[Short problem]
Leave out any pictures and transcribe all other data below exactly.
— BEGIN Data excerpts —
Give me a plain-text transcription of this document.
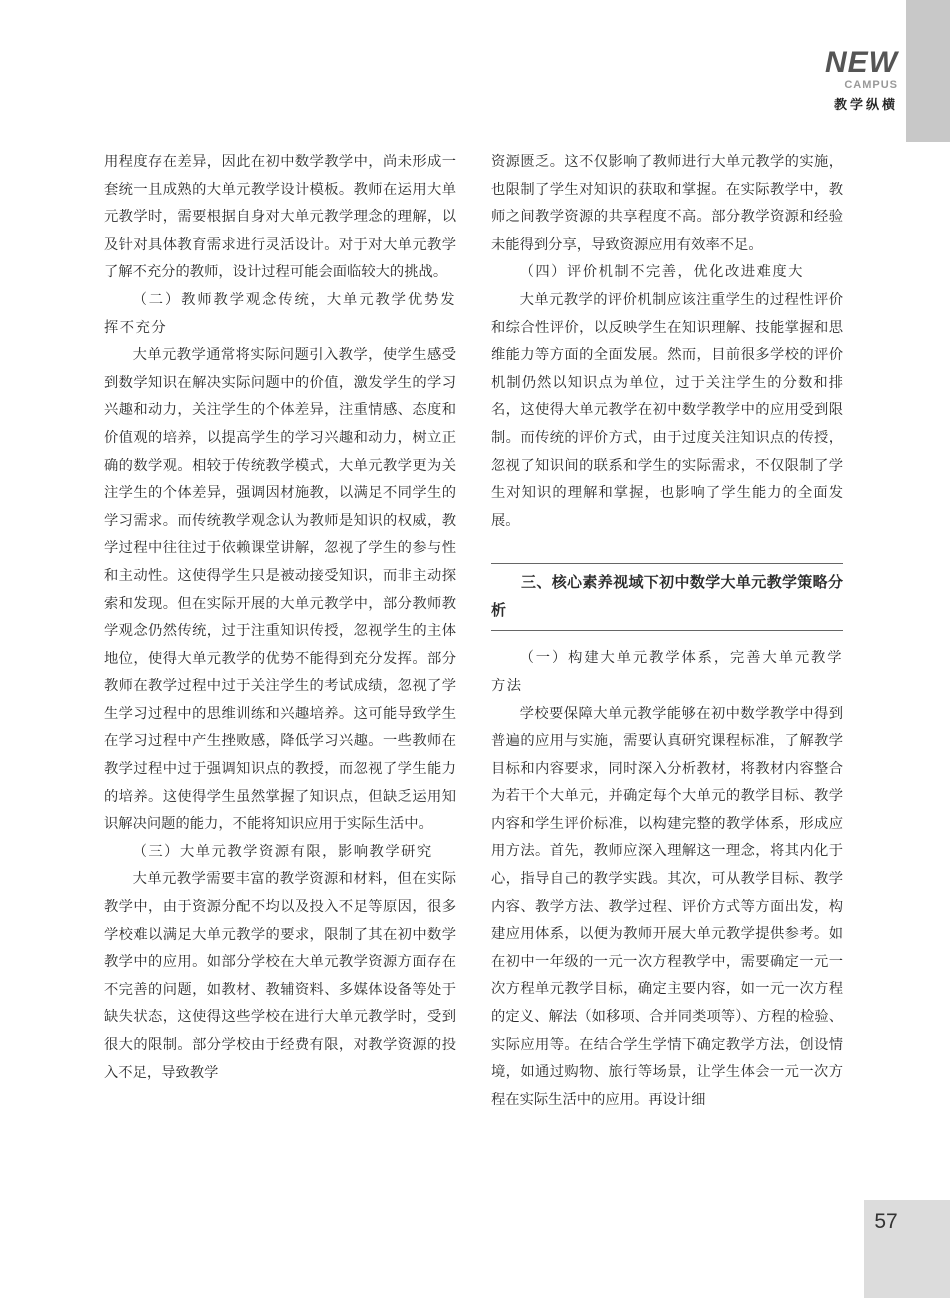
57
NEW
CAMPUS
教学纵横

用程度存在差异，因此在初中数学教学中，尚未形成一套统一且成熟的大单元教学设计模板。教师在运用大单元教学时，需要根据自身对大单元教学理念的理解，以及针对具体教育需求进行灵活设计。对于对大单元教学了解不充分的教师，设计过程可能会面临较大的挑战。

（二）教师教学观念传统，大单元教学优势发挥不充分

大单元教学通常将实际问题引入教学，使学生感受到数学知识在解决实际问题中的价值，激发学生的学习兴趣和动力，关注学生的个体差异，注重情感、态度和价值观的培养，以提高学生的学习兴趣和动力，树立正确的数学观。相较于传统教学模式，大单元教学更为关注学生的个体差异，强调因材施教，以满足不同学生的学习需求。而传统教学观念认为教师是知识的权威，教学过程中往往过于依赖课堂讲解，忽视了学生的参与性和主动性。这使得学生只是被动接受知识，而非主动探索和发现。但在实际开展的大单元教学中，部分教师教学观念仍然传统，过于注重知识传授，忽视学生的主体地位，使得大单元教学的优势不能得到充分发挥。部分教师在教学过程中过于关注学生的考试成绩，忽视了学生学习过程中的思维训练和兴趣培养。这可能导致学生在学习过程中产生挫败感，降低学习兴趣。一些教师在教学过程中过于强调知识点的教授，而忽视了学生能力的培养。这使得学生虽然掌握了知识点，但缺乏运用知识解决问题的能力，不能将知识应用于实际生活中。

（三）大单元教学资源有限，影响教学研究

大单元教学需要丰富的教学资源和材料，但在实际教学中，由于资源分配不均以及投入不足等原因，很多学校难以满足大单元教学的要求，限制了其在初中数学教学中的应用。如部分学校在大单元教学资源方面存在不完善的问题，如教材、教辅资料、多媒体设备等处于缺失状态，这使得这些学校在进行大单元教学时，受到很大的限制。部分学校由于经费有限，对教学资源的投入不足，导致教学

资源匮乏。这不仅影响了教师进行大单元教学的实施，也限制了学生对知识的获取和掌握。在实际教学中，教师之间教学资源的共享程度不高。部分教学资源和经验未能得到分享，导致资源应用有效率不足。

（四）评价机制不完善，优化改进难度大

大单元教学的评价机制应该注重学生的过程性评价和综合性评价，以反映学生在知识理解、技能掌握和思维能力等方面的全面发展。然而，目前很多学校的评价机制仍然以知识点为单位，过于关注学生的分数和排名，这使得大单元教学在初中数学教学中的应用受到限制。而传统的评价方式，由于过度关注知识点的传授，忽视了知识间的联系和学生的实际需求，不仅限制了学生对知识的理解和掌握，也影响了学生能力的全面发展。

三、核心素养视域下初中数学大单元教学策略分析

（一）构建大单元教学体系，完善大单元教学方法

学校要保障大单元教学能够在初中数学教学中得到普遍的应用与实施，需要认真研究课程标准，了解教学目标和内容要求，同时深入分析教材，将教材内容整合为若干个大单元，并确定每个大单元的教学目标、教学内容和学生评价标准，以构建完整的教学体系，形成应用方法。首先，教师应深入理解这一理念，将其内化于心，指导自己的教学实践。其次，可从教学目标、教学内容、教学方法、教学过程、评价方式等方面出发，构建应用体系，以便为教师开展大单元教学提供参考。如在初中一年级的一元一次方程教学中，需要确定一元一次方程单元教学目标，确定主要内容，如一元一次方程的定义、解法（如移项、合并同类项等）、方程的检验、实际应用等。在结合学生学情下确定教学方法，创设情境，如通过购物、旅行等场景，让学生体会一元一次方程在实际生活中的应用。再设计细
— END Data excerpts —
[Result]
Give me a plain-text transcription of this document.
57
NEW
CAMPUS
教学纵横

用程度存在差异，因此在初中数学教学中，尚未形成一套统一且成熟的大单元教学设计模板。教师在运用大单元教学时，需要根据自身对大单元教学理念的理解，以及针对具体教育需求进行灵活设计。对于对大单元教学了解不充分的教师，设计过程可能会面临较大的挑战。

（二）教师教学观念传统，大单元教学优势发挥不充分

大单元教学通常将实际问题引入教学，使学生感受到数学知识在解决实际问题中的价值，激发学生的学习兴趣和动力，关注学生的个体差异，注重情感、态度和价值观的培养，以提高学生的学习兴趣和动力，树立正确的数学观。相较于传统教学模式，大单元教学更为关注学生的个体差异，强调因材施教，以满足不同学生的学习需求。而传统教学观念认为教师是知识的权威，教学过程中往往过于依赖课堂讲解，忽视了学生的参与性和主动性。这使得学生只是被动接受知识，而非主动探索和发现。但在实际开展的大单元教学中，部分教师教学观念仍然传统，过于注重知识传授，忽视学生的主体地位，使得大单元教学的优势不能得到充分发挥。部分教师在教学过程中过于关注学生的考试成绩，忽视了学生学习过程中的思维训练和兴趣培养。这可能导致学生在学习过程中产生挫败感，降低学习兴趣。一些教师在教学过程中过于强调知识点的教授，而忽视了学生能力的培养。这使得学生虽然掌握了知识点，但缺乏运用知识解决问题的能力，不能将知识应用于实际生活中。

（三）大单元教学资源有限，影响教学研究

大单元教学需要丰富的教学资源和材料，但在实际教学中，由于资源分配不均以及投入不足等原因，很多学校难以满足大单元教学的要求，限制了其在初中数学教学中的应用。如部分学校在大单元教学资源方面存在不完善的问题，如教材、教辅资料、多媒体设备等处于缺失状态，这使得这些学校在进行大单元教学时，受到很大的限制。部分学校由于经费有限，对教学资源的投入不足，导致教学

资源匮乏。这不仅影响了教师进行大单元教学的实施，也限制了学生对知识的获取和掌握。在实际教学中，教师之间教学资源的共享程度不高。部分教学资源和经验未能得到分享，导致资源应用有效率不足。

（四）评价机制不完善，优化改进难度大

大单元教学的评价机制应该注重学生的过程性评价和综合性评价，以反映学生在知识理解、技能掌握和思维能力等方面的全面发展。然而，目前很多学校的评价机制仍然以知识点为单位，过于关注学生的分数和排名，这使得大单元教学在初中数学教学中的应用受到限制。而传统的评价方式，由于过度关注知识点的传授，忽视了知识间的联系和学生的实际需求，不仅限制了学生对知识的理解和掌握，也影响了学生能力的全面发展。

三、核心素养视域下初中数学大单元教学策略分析

（一）构建大单元教学体系，完善大单元教学方法

学校要保障大单元教学能够在初中数学教学中得到普遍的应用与实施，需要认真研究课程标准，了解教学目标和内容要求，同时深入分析教材，将教材内容整合为若干个大单元，并确定每个大单元的教学目标、教学内容和学生评价标准，以构建完整的教学体系，形成应用方法。首先，教师应深入理解这一理念，将其内化于心，指导自己的教学实践。其次，可从教学目标、教学内容、教学方法、教学过程、评价方式等方面出发，构建应用体系，以便为教师开展大单元教学提供参考。如在初中一年级的一元一次方程教学中，需要确定一元一次方程单元教学目标，确定主要内容，如一元一次方程的定义、解法（如移项、合并同类项等）、方程的检验、实际应用等。在结合学生学情下确定教学方法，创设情境，如通过购物、旅行等场景，让学生体会一元一次方程在实际生活中的应用。再设计细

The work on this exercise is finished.